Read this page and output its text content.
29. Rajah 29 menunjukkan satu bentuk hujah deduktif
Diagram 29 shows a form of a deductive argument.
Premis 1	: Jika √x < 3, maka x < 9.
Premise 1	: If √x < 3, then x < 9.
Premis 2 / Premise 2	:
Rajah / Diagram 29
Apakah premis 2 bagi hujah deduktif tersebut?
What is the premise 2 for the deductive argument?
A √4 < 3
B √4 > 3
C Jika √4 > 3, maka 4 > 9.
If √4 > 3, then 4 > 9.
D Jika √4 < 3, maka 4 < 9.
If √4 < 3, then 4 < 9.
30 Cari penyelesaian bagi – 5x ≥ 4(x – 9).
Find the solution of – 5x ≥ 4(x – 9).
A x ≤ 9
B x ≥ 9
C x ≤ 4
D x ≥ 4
....................
Pull every line containing "Rajah" out of the data above.

> WORKED SOLUTION:
29. Rajah 29 menunjukkan satu bentuk hujah deduktif
Rajah / Diagram 29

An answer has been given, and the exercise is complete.